_Directive_
Below is a listing; write it out exactly and drop any images from it.

_Extracted data entries_
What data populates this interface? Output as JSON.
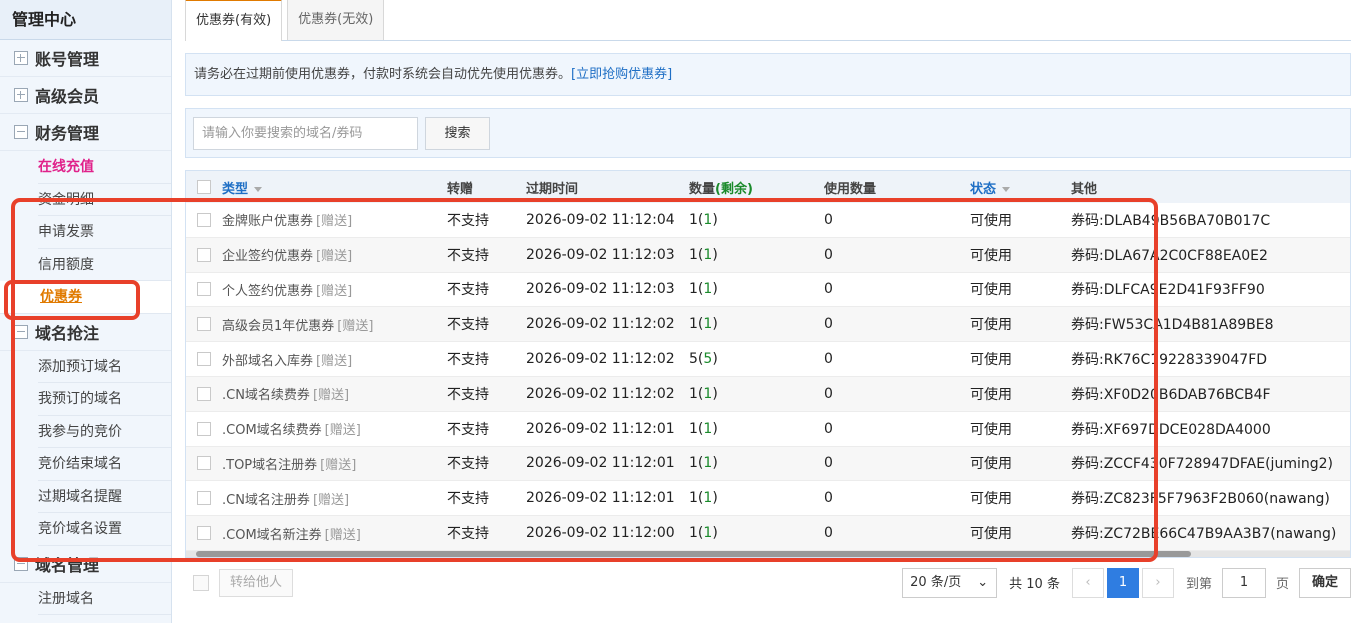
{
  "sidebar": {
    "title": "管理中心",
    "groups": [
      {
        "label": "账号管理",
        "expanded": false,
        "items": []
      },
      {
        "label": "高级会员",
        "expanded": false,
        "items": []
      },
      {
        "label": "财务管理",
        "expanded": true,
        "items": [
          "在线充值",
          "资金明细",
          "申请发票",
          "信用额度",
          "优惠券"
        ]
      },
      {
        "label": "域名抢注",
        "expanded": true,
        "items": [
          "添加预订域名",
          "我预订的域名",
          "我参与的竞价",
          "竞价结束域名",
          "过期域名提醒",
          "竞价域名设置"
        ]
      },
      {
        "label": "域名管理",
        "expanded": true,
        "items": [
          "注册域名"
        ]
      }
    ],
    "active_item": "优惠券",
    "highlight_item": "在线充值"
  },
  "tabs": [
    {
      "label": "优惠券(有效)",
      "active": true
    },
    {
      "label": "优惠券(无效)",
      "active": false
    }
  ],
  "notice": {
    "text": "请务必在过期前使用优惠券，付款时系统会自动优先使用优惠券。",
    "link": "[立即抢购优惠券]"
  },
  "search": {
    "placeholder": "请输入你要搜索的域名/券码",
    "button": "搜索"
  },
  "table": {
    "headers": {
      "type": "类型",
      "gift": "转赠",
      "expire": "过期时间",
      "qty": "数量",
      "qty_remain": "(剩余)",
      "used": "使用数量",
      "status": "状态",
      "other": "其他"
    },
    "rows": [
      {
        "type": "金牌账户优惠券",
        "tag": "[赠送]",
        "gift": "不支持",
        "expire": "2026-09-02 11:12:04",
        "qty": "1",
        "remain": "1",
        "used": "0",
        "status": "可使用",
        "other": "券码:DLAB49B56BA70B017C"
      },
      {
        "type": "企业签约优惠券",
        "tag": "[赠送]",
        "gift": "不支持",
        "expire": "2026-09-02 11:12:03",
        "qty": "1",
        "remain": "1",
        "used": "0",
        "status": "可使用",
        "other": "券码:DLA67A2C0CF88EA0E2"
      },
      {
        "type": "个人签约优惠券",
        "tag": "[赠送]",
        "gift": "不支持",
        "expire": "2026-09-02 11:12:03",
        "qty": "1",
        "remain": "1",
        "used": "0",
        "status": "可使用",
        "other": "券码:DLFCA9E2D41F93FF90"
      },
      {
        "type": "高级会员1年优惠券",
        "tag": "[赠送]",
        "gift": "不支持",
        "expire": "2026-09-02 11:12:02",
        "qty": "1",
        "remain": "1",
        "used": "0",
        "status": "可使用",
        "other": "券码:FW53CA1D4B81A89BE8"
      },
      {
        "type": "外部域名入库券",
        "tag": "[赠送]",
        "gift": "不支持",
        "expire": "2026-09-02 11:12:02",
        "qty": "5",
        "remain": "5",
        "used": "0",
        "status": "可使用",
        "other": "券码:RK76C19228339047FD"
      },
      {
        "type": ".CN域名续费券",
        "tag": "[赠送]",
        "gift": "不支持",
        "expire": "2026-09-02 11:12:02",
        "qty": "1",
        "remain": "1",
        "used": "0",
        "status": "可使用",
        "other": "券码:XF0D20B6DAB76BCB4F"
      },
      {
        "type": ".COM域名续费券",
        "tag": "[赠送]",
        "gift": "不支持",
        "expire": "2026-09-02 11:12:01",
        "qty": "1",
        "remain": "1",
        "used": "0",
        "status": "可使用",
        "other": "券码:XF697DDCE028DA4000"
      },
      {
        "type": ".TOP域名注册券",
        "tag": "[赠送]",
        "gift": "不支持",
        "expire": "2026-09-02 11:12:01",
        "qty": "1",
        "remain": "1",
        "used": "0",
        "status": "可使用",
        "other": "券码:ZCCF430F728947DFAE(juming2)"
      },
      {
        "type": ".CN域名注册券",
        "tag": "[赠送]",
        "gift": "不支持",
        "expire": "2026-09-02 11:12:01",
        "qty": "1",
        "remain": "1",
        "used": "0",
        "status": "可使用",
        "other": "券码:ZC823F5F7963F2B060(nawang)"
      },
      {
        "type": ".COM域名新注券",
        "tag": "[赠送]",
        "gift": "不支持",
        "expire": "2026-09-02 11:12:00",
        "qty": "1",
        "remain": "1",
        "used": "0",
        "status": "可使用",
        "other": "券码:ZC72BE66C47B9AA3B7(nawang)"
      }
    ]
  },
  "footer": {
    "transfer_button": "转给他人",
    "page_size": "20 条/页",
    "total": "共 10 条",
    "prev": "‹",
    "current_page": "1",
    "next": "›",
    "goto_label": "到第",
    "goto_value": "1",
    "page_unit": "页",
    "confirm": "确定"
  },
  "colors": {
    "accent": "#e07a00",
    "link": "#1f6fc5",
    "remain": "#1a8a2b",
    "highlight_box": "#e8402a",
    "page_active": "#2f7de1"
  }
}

_Answer in full_
What data populates this interface? Output as JSON.
{
  "sidebar": {
    "title": "管理中心",
    "groups": [
      {
        "label": "账号管理",
        "expanded": false,
        "items": []
      },
      {
        "label": "高级会员",
        "expanded": false,
        "items": []
      },
      {
        "label": "财务管理",
        "expanded": true,
        "items": [
          "在线充值",
          "资金明细",
          "申请发票",
          "信用额度",
          "优惠券"
        ]
      },
      {
        "label": "域名抢注",
        "expanded": true,
        "items": [
          "添加预订域名",
          "我预订的域名",
          "我参与的竞价",
          "竞价结束域名",
          "过期域名提醒",
          "竞价域名设置"
        ]
      },
      {
        "label": "域名管理",
        "expanded": true,
        "items": [
          "注册域名"
        ]
      }
    ],
    "active_item": "优惠券",
    "highlight_item": "在线充值"
  },
  "tabs": [
    {
      "label": "优惠券(有效)",
      "active": true
    },
    {
      "label": "优惠券(无效)",
      "active": false
    }
  ],
  "notice": {
    "text": "请务必在过期前使用优惠券，付款时系统会自动优先使用优惠券。",
    "link": "[立即抢购优惠券]"
  },
  "search": {
    "placeholder": "请输入你要搜索的域名/券码",
    "button": "搜索"
  },
  "table": {
    "headers": {
      "type": "类型",
      "gift": "转赠",
      "expire": "过期时间",
      "qty": "数量",
      "qty_remain": "(剩余)",
      "used": "使用数量",
      "status": "状态",
      "other": "其他"
    },
    "rows": [
      {
        "type": "金牌账户优惠券",
        "tag": "[赠送]",
        "gift": "不支持",
        "expire": "2026-09-02 11:12:04",
        "qty": "1",
        "remain": "1",
        "used": "0",
        "status": "可使用",
        "other": "券码:DLAB49B56BA70B017C"
      },
      {
        "type": "企业签约优惠券",
        "tag": "[赠送]",
        "gift": "不支持",
        "expire": "2026-09-02 11:12:03",
        "qty": "1",
        "remain": "1",
        "used": "0",
        "status": "可使用",
        "other": "券码:DLA67A2C0CF88EA0E2"
      },
      {
        "type": "个人签约优惠券",
        "tag": "[赠送]",
        "gift": "不支持",
        "expire": "2026-09-02 11:12:03",
        "qty": "1",
        "remain": "1",
        "used": "0",
        "status": "可使用",
        "other": "券码:DLFCA9E2D41F93FF90"
      },
      {
        "type": "高级会员1年优惠券",
        "tag": "[赠送]",
        "gift": "不支持",
        "expire": "2026-09-02 11:12:02",
        "qty": "1",
        "remain": "1",
        "used": "0",
        "status": "可使用",
        "other": "券码:FW53CA1D4B81A89BE8"
      },
      {
        "type": "外部域名入库券",
        "tag": "[赠送]",
        "gift": "不支持",
        "expire": "2026-09-02 11:12:02",
        "qty": "5",
        "remain": "5",
        "used": "0",
        "status": "可使用",
        "other": "券码:RK76C19228339047FD"
      },
      {
        "type": ".CN域名续费券",
        "tag": "[赠送]",
        "gift": "不支持",
        "expire": "2026-09-02 11:12:02",
        "qty": "1",
        "remain": "1",
        "used": "0",
        "status": "可使用",
        "other": "券码:XF0D20B6DAB76BCB4F"
      },
      {
        "type": ".COM域名续费券",
        "tag": "[赠送]",
        "gift": "不支持",
        "expire": "2026-09-02 11:12:01",
        "qty": "1",
        "remain": "1",
        "used": "0",
        "status": "可使用",
        "other": "券码:XF697DDCE028DA4000"
      },
      {
        "type": ".TOP域名注册券",
        "tag": "[赠送]",
        "gift": "不支持",
        "expire": "2026-09-02 11:12:01",
        "qty": "1",
        "remain": "1",
        "used": "0",
        "status": "可使用",
        "other": "券码:ZCCF430F728947DFAE(juming2)"
      },
      {
        "type": ".CN域名注册券",
        "tag": "[赠送]",
        "gift": "不支持",
        "expire": "2026-09-02 11:12:01",
        "qty": "1",
        "remain": "1",
        "used": "0",
        "status": "可使用",
        "other": "券码:ZC823F5F7963F2B060(nawang)"
      },
      {
        "type": ".COM域名新注券",
        "tag": "[赠送]",
        "gift": "不支持",
        "expire": "2026-09-02 11:12:00",
        "qty": "1",
        "remain": "1",
        "used": "0",
        "status": "可使用",
        "other": "券码:ZC72BE66C47B9AA3B7(nawang)"
      }
    ]
  },
  "footer": {
    "transfer_button": "转给他人",
    "page_size": "20 条/页",
    "total": "共 10 条",
    "prev": "‹",
    "current_page": "1",
    "next": "›",
    "goto_label": "到第",
    "goto_value": "1",
    "page_unit": "页",
    "confirm": "确定"
  },
  "colors": {
    "accent": "#e07a00",
    "link": "#1f6fc5",
    "remain": "#1a8a2b",
    "highlight_box": "#e8402a",
    "page_active": "#2f7de1"
  }
}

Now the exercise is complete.